▸ MATERIAL FOR THIS EXERCISE
-.-.-

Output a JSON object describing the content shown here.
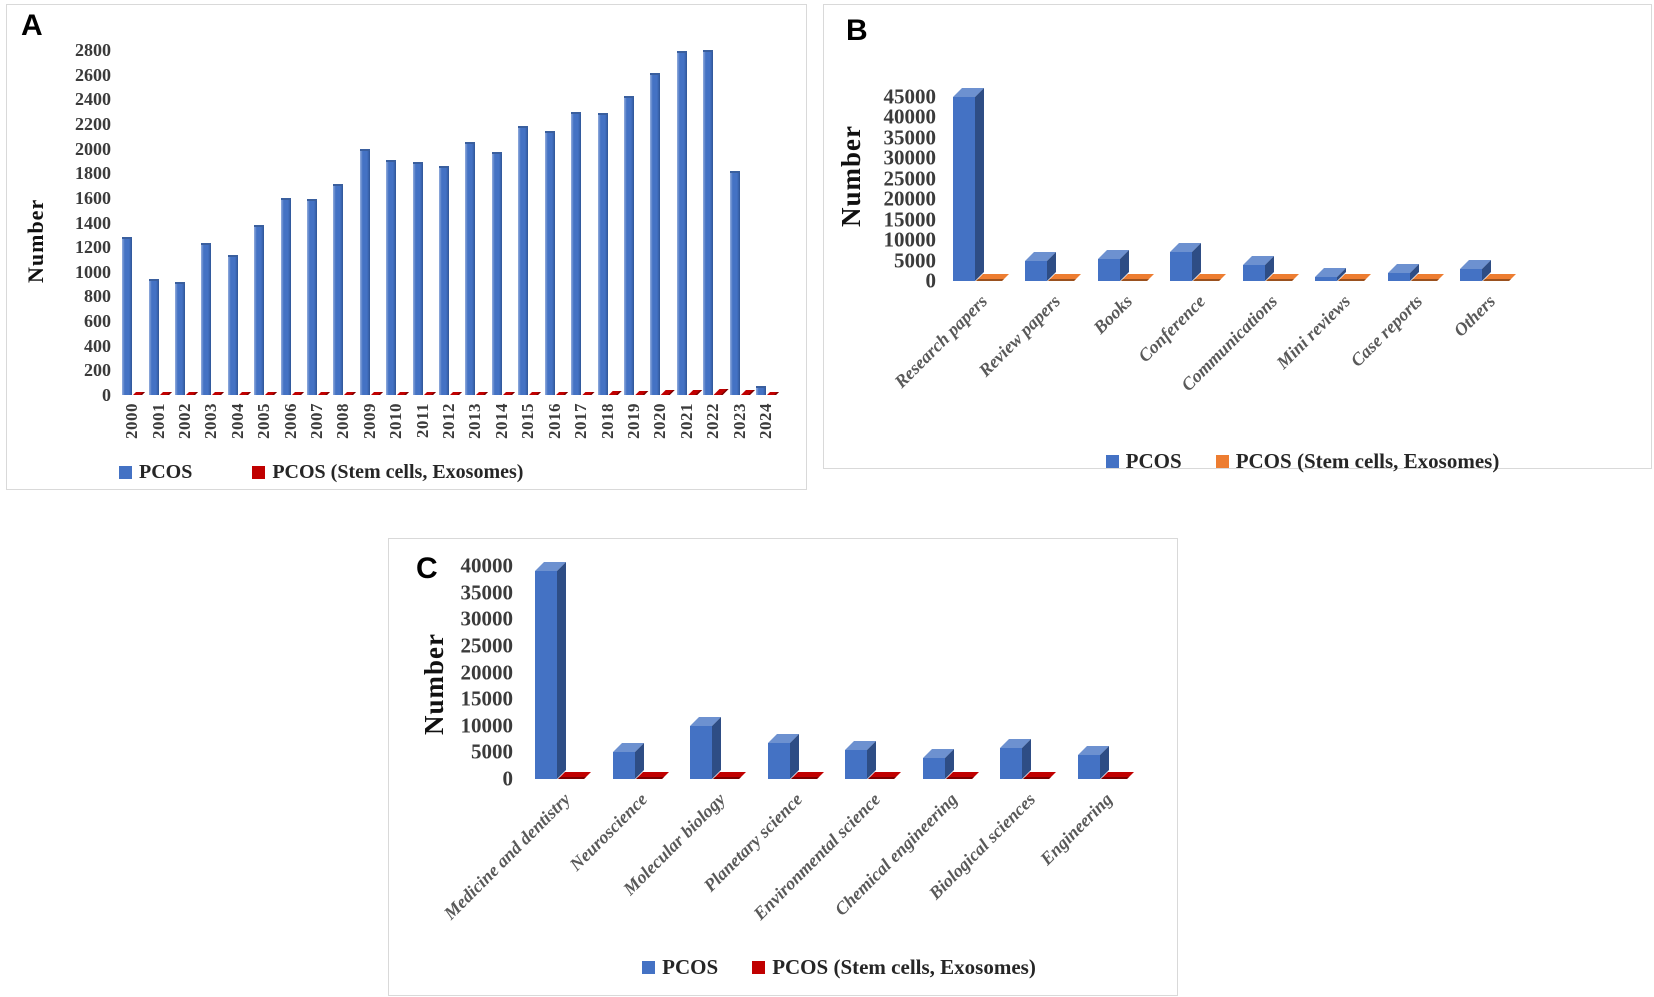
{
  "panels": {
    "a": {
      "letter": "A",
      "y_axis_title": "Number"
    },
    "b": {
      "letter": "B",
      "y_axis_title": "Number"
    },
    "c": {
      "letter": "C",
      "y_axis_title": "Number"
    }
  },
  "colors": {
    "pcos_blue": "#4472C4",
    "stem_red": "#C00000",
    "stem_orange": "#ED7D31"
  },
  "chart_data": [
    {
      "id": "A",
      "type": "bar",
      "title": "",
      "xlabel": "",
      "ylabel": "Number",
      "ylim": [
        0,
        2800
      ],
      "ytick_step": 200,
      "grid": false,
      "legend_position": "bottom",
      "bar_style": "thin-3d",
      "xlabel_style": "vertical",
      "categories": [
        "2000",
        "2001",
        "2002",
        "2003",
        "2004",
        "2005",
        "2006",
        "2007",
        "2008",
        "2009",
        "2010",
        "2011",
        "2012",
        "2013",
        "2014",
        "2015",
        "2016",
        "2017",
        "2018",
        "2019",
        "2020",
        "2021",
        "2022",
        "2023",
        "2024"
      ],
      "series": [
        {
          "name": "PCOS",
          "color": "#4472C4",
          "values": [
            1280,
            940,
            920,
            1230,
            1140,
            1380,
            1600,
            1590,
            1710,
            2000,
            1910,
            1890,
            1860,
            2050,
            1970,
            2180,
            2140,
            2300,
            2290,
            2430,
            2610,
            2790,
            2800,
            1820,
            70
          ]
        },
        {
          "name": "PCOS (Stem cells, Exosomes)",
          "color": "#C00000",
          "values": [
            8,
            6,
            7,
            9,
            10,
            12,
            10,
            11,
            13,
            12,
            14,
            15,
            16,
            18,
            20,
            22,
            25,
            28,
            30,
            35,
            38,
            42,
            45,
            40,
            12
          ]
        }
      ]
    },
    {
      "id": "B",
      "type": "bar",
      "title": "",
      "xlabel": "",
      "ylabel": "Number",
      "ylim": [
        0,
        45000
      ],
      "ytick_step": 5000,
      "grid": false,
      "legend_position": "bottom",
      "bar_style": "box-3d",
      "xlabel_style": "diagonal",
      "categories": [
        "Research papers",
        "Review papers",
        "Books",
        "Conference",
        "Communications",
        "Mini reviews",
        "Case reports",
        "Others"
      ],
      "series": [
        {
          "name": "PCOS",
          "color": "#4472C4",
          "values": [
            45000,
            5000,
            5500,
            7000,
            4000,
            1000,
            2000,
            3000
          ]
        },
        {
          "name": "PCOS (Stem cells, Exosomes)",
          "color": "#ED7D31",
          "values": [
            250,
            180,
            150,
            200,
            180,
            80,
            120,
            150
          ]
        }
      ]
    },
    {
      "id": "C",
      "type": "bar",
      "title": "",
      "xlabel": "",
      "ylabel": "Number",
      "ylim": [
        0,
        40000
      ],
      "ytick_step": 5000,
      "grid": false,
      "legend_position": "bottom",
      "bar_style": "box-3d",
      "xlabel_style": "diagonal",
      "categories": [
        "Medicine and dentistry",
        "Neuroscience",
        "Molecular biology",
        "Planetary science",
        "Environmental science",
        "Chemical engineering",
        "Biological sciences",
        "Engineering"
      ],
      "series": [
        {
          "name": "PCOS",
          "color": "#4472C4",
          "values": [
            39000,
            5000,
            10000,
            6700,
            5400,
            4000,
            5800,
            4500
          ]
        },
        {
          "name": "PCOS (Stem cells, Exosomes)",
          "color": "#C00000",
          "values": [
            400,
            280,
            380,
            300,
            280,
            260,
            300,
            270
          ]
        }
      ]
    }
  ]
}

-.-.-

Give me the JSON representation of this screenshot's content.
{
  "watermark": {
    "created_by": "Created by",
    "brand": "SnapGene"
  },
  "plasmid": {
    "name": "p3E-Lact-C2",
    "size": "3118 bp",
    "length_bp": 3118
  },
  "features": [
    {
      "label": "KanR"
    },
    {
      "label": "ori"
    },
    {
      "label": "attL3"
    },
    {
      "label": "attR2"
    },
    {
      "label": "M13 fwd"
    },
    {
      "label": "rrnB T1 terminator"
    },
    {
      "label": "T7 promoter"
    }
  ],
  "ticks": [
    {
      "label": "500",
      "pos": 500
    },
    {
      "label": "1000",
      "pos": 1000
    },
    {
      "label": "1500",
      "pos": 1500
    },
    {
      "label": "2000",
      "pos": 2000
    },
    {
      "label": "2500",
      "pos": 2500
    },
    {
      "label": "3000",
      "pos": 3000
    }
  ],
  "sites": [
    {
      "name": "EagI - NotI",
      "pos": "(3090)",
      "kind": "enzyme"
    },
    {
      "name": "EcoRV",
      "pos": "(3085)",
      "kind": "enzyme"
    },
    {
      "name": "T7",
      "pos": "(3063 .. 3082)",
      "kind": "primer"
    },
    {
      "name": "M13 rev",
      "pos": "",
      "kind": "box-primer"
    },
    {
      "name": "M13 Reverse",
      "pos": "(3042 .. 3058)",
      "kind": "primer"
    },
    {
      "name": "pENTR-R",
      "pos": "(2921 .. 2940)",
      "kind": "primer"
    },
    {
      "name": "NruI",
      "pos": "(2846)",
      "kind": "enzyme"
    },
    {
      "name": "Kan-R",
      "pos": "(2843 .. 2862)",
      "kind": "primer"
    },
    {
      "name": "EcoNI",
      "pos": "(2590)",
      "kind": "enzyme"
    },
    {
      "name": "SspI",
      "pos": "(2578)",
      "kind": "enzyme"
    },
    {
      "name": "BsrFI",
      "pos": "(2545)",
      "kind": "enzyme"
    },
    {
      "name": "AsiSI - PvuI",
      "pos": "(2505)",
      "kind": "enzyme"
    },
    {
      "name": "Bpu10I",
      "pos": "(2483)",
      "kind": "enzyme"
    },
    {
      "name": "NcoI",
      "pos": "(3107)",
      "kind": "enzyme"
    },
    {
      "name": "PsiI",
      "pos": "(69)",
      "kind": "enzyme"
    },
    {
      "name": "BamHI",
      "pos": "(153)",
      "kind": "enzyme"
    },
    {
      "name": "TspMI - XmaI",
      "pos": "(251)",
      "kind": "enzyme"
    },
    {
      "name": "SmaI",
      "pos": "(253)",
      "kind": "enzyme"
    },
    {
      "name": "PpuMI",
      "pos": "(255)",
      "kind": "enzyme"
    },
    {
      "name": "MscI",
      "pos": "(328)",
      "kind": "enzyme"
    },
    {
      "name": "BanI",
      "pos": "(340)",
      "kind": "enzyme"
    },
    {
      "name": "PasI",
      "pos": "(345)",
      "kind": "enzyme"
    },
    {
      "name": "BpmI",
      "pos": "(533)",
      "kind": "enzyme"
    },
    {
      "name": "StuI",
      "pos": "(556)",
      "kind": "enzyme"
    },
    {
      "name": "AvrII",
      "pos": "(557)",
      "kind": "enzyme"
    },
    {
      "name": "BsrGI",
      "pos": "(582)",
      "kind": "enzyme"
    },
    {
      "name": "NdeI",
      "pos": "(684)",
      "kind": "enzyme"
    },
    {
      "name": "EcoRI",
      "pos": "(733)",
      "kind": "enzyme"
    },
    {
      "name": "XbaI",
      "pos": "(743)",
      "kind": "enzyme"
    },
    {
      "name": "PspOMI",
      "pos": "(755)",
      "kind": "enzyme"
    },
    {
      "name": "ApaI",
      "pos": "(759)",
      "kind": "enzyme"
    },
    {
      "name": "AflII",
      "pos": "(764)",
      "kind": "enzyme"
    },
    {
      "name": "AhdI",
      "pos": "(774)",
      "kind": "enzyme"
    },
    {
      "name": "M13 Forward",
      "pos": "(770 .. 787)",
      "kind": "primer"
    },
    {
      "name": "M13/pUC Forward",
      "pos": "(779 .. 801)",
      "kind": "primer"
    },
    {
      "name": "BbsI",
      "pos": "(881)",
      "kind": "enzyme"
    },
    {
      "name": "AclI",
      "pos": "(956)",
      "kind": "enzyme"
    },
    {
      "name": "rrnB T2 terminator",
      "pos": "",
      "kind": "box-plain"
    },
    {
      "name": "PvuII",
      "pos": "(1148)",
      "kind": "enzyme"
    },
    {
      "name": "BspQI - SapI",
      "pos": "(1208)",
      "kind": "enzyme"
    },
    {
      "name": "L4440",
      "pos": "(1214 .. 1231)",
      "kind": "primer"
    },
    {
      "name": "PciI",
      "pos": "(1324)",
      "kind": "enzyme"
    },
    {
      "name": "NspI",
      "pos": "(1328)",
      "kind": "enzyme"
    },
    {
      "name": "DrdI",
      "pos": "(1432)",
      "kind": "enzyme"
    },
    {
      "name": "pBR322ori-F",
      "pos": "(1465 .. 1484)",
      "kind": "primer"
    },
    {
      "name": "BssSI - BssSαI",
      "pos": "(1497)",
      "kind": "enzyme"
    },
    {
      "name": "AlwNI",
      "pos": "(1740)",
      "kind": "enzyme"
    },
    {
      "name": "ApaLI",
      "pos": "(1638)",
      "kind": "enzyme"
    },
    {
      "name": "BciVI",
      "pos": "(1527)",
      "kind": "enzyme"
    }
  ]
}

-.-.-

▸ WHAT YOU SHOULD DO
Look through the material above for the string "rrnB" and copy each line that has it.

▸ RESPONSE BOX
      "label": "rrnB T1 terminator"
      "name": "rrnB T2 terminator",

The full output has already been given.